Instruction = Leaving the pictures aside, transcribe every line below exactly.

===== Provided data =====

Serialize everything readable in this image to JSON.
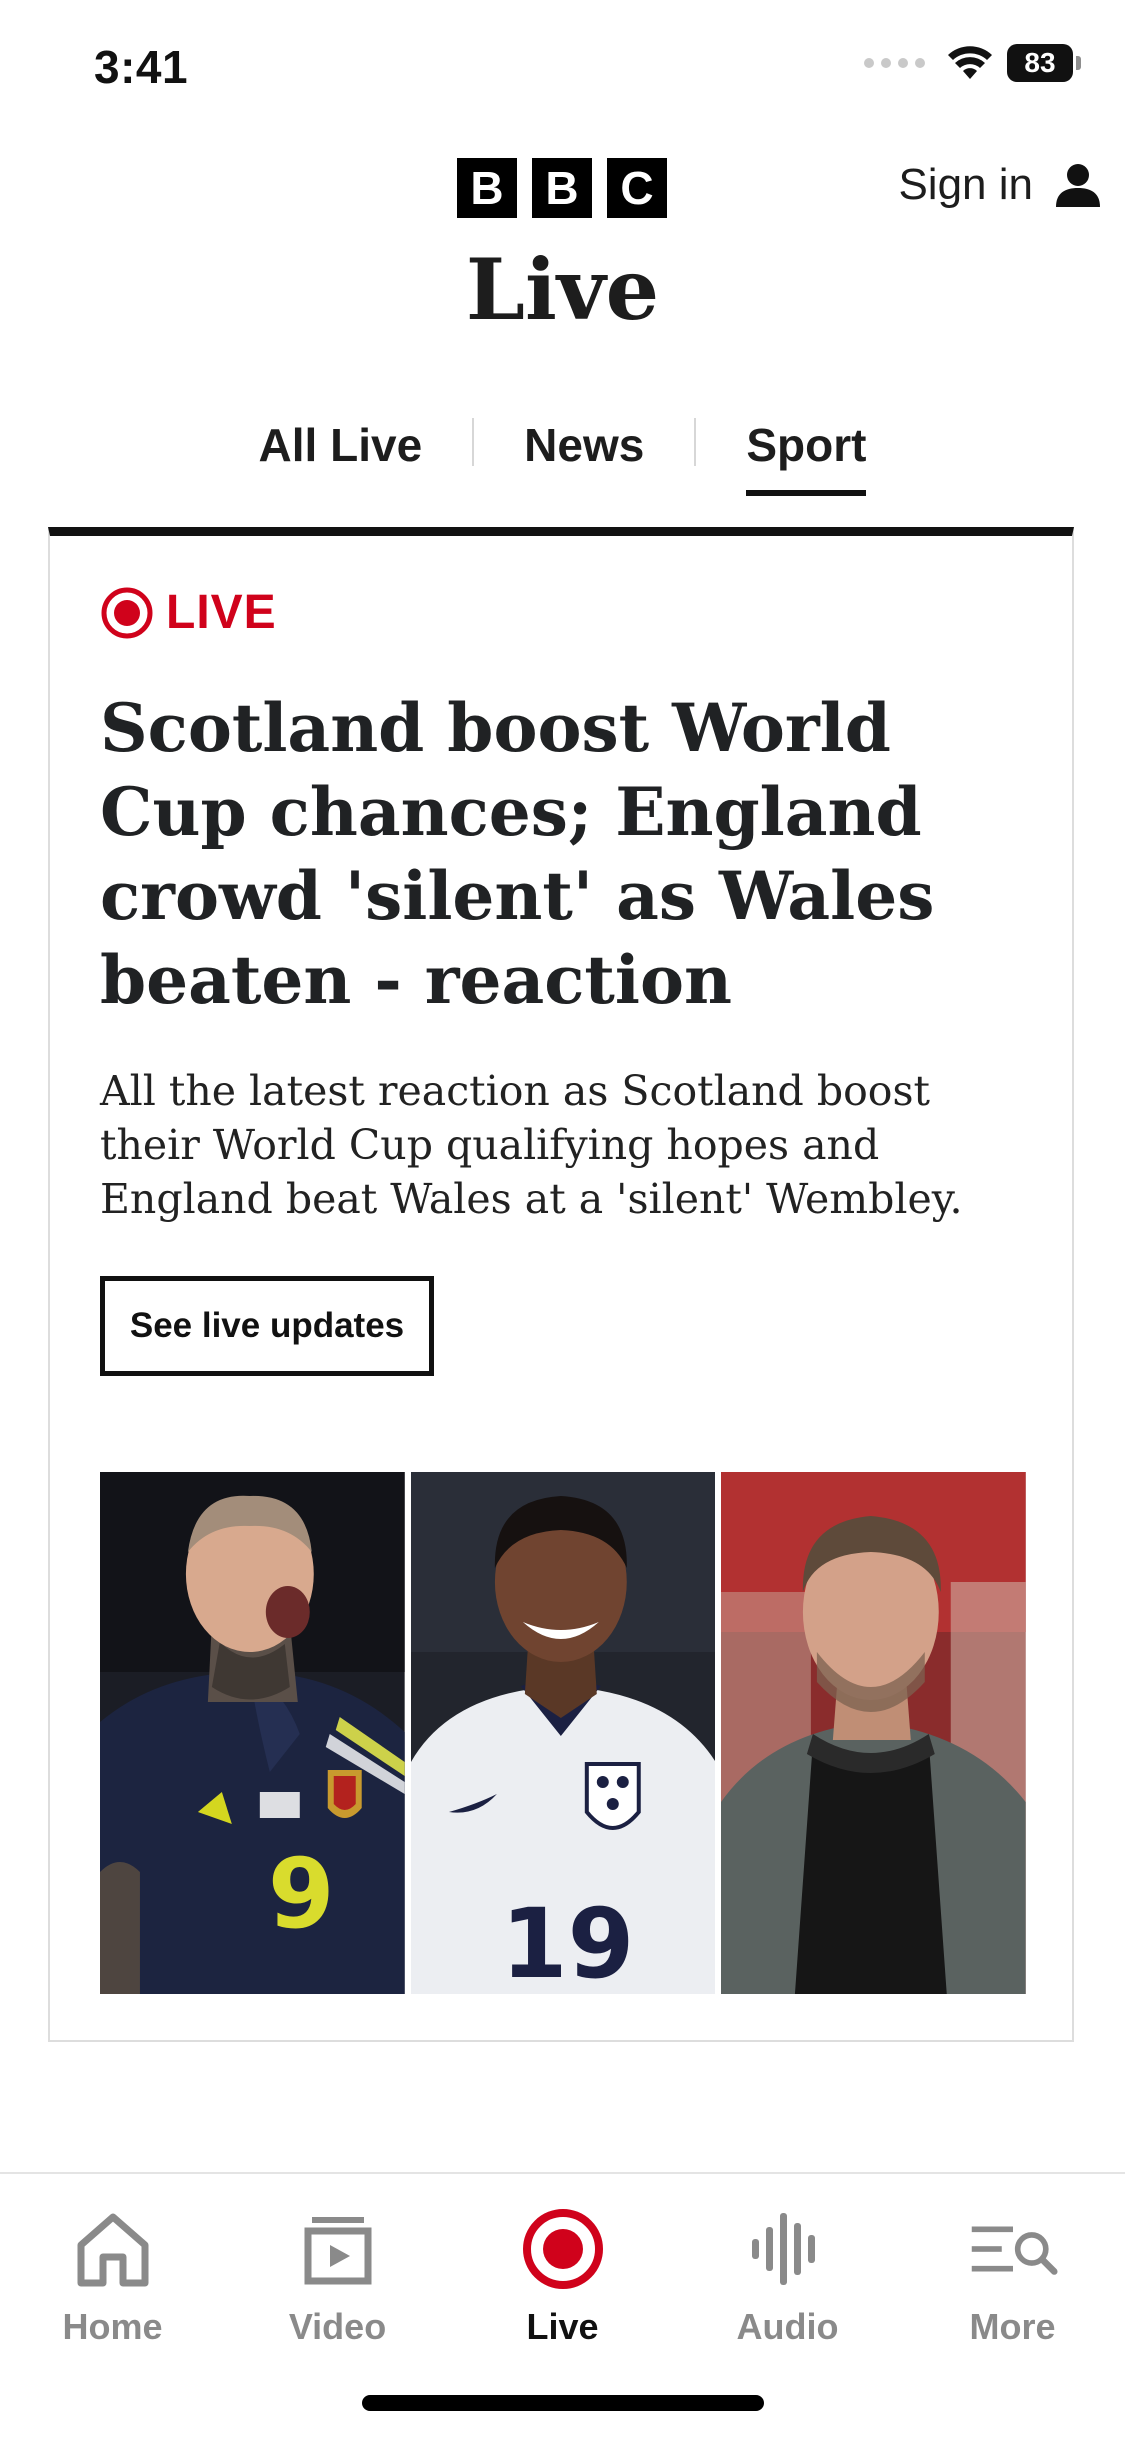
{
  "status_bar": {
    "time": "3:41",
    "battery": "83"
  },
  "header": {
    "logo_letters": [
      "B",
      "B",
      "C"
    ],
    "title": "Live",
    "sign_in_label": "Sign in",
    "user_icon": "person-icon"
  },
  "tabs": [
    {
      "label": "All Live",
      "active": false
    },
    {
      "label": "News",
      "active": false
    },
    {
      "label": "Sport",
      "active": true
    }
  ],
  "card": {
    "live_label": "LIVE",
    "live_icon": "live-record-icon",
    "headline": "Scotland boost World Cup chances; England crowd 'silent' as Wales beaten - reaction",
    "summary": "All the latest reaction as Scotland boost their World Cup qualifying hopes and England beat Wales at a 'silent' Wembley.",
    "button_label": "See live updates",
    "photo_texts": {
      "shirt_number_left": "9",
      "shirt_number_middle": "19"
    }
  },
  "bottom_nav": [
    {
      "label": "Home",
      "icon": "home-icon",
      "active": false
    },
    {
      "label": "Video",
      "icon": "video-icon",
      "active": false
    },
    {
      "label": "Live",
      "icon": "live-icon",
      "active": true
    },
    {
      "label": "Audio",
      "icon": "audio-icon",
      "active": false
    },
    {
      "label": "More",
      "icon": "more-search-icon",
      "active": false
    }
  ],
  "colors": {
    "live_red": "#d0021b",
    "text": "#202224",
    "inactive_nav": "#8a8a8a"
  }
}
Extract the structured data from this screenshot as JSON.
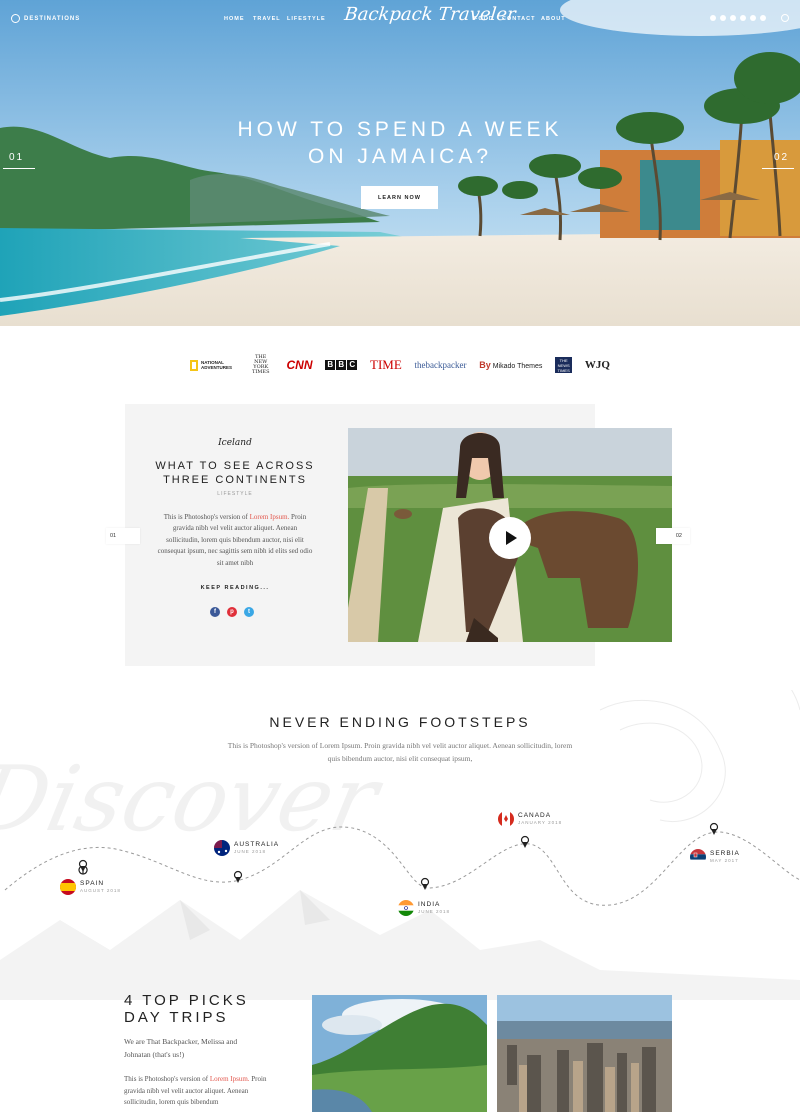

=====

Exercise solution =
Serialize everything readable in this image to JSON.
{
  "status_bar": {
    "time": "3:41",
    "battery": "83"
  },
  "header": {
    "logo_letters": [
      "B",
      "B",
      "C"
    ],
    "title": "Live",
    "sign_in_label": "Sign in",
    "user_icon": "person-icon"
  },
  "tabs": [
    {
      "label": "All Live",
      "active": false
    },
    {
      "label": "News",
      "active": false
    },
    {
      "label": "Sport",
      "active": true
    }
  ],
  "card": {
    "live_label": "LIVE",
    "live_icon": "live-record-icon",
    "headline": "Scotland boost World Cup chances; England crowd 'silent' as Wales beaten - reaction",
    "summary": "All the latest reaction as Scotland boost their World Cup qualifying hopes and England beat Wales at a 'silent' Wembley.",
    "button_label": "See live updates",
    "photo_texts": {
      "shirt_number_left": "9",
      "shirt_number_middle": "19"
    }
  },
  "bottom_nav": [
    {
      "label": "Home",
      "icon": "home-icon",
      "active": false
    },
    {
      "label": "Video",
      "icon": "video-icon",
      "active": false
    },
    {
      "label": "Live",
      "icon": "live-icon",
      "active": true
    },
    {
      "label": "Audio",
      "icon": "audio-icon",
      "active": false
    },
    {
      "label": "More",
      "icon": "more-search-icon",
      "active": false
    }
  ],
  "colors": {
    "live_red": "#d0021b",
    "text": "#202224",
    "inactive_nav": "#8a8a8a"
  }
}
Extract the structured data from this screenshot as JSON.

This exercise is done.